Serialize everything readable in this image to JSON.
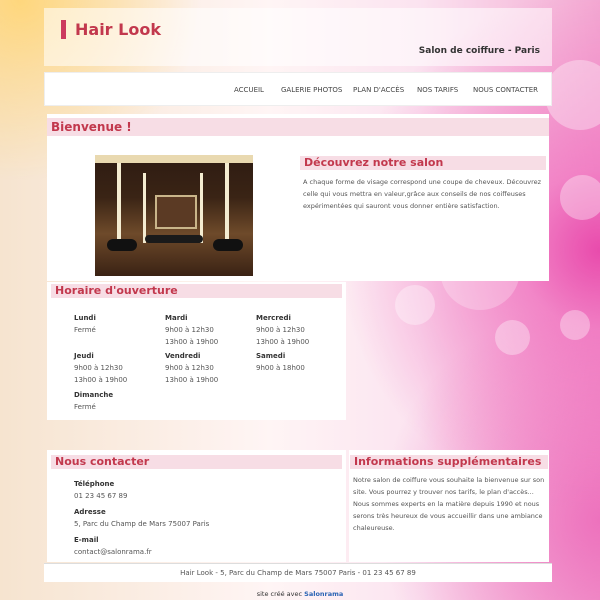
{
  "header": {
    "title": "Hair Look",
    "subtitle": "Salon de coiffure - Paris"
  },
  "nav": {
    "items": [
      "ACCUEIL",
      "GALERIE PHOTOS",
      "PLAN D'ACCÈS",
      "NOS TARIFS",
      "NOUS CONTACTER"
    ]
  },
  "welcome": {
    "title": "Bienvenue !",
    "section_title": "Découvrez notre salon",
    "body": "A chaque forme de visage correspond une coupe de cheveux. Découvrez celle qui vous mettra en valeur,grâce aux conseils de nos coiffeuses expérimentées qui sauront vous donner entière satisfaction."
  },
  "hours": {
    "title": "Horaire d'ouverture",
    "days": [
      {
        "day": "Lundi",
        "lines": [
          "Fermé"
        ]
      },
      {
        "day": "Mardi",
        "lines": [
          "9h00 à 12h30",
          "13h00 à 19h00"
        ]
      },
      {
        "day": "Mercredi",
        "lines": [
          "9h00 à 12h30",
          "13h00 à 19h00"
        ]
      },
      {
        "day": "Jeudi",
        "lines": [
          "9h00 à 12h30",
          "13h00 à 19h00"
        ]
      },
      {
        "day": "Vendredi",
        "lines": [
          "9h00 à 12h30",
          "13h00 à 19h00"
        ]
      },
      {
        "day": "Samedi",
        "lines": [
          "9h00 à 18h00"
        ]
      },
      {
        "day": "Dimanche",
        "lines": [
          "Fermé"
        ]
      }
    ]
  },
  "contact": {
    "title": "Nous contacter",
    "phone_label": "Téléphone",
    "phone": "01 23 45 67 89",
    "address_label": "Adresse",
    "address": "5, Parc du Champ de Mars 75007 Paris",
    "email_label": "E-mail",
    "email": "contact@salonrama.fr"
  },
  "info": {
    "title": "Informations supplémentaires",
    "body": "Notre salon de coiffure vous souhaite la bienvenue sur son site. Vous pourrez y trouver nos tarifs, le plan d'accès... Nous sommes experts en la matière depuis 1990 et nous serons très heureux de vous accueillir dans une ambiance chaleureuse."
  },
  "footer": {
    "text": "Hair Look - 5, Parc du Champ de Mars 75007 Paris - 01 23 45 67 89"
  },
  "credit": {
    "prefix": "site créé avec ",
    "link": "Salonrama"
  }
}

^^^^^^^^

Reproduce all of the entries word for word, skipping any pictures they hold.

FULL SOLUTION:
Serialize everything readable in this image to JSON.
{
  "header": {
    "title": "Hair Look",
    "subtitle": "Salon de coiffure - Paris"
  },
  "nav": {
    "items": [
      "ACCUEIL",
      "GALERIE PHOTOS",
      "PLAN D'ACCÈS",
      "NOS TARIFS",
      "NOUS CONTACTER"
    ]
  },
  "welcome": {
    "title": "Bienvenue !",
    "section_title": "Découvrez notre salon",
    "body": "A chaque forme de visage correspond une coupe de cheveux. Découvrez celle qui vous mettra en valeur,grâce aux conseils de nos coiffeuses expérimentées qui sauront vous donner entière satisfaction."
  },
  "hours": {
    "title": "Horaire d'ouverture",
    "days": [
      {
        "day": "Lundi",
        "lines": [
          "Fermé"
        ]
      },
      {
        "day": "Mardi",
        "lines": [
          "9h00 à 12h30",
          "13h00 à 19h00"
        ]
      },
      {
        "day": "Mercredi",
        "lines": [
          "9h00 à 12h30",
          "13h00 à 19h00"
        ]
      },
      {
        "day": "Jeudi",
        "lines": [
          "9h00 à 12h30",
          "13h00 à 19h00"
        ]
      },
      {
        "day": "Vendredi",
        "lines": [
          "9h00 à 12h30",
          "13h00 à 19h00"
        ]
      },
      {
        "day": "Samedi",
        "lines": [
          "9h00 à 18h00"
        ]
      },
      {
        "day": "Dimanche",
        "lines": [
          "Fermé"
        ]
      }
    ]
  },
  "contact": {
    "title": "Nous contacter",
    "phone_label": "Téléphone",
    "phone": "01 23 45 67 89",
    "address_label": "Adresse",
    "address": "5, Parc du Champ de Mars 75007 Paris",
    "email_label": "E-mail",
    "email": "contact@salonrama.fr"
  },
  "info": {
    "title": "Informations supplémentaires",
    "body": "Notre salon de coiffure vous souhaite la bienvenue sur son site. Vous pourrez y trouver nos tarifs, le plan d'accès... Nous sommes experts en la matière depuis 1990 et nous serons très heureux de vous accueillir dans une ambiance chaleureuse."
  },
  "footer": {
    "text": "Hair Look - 5, Parc du Champ de Mars 75007 Paris - 01 23 45 67 89"
  },
  "credit": {
    "prefix": "site créé avec ",
    "link": "Salonrama"
  }
}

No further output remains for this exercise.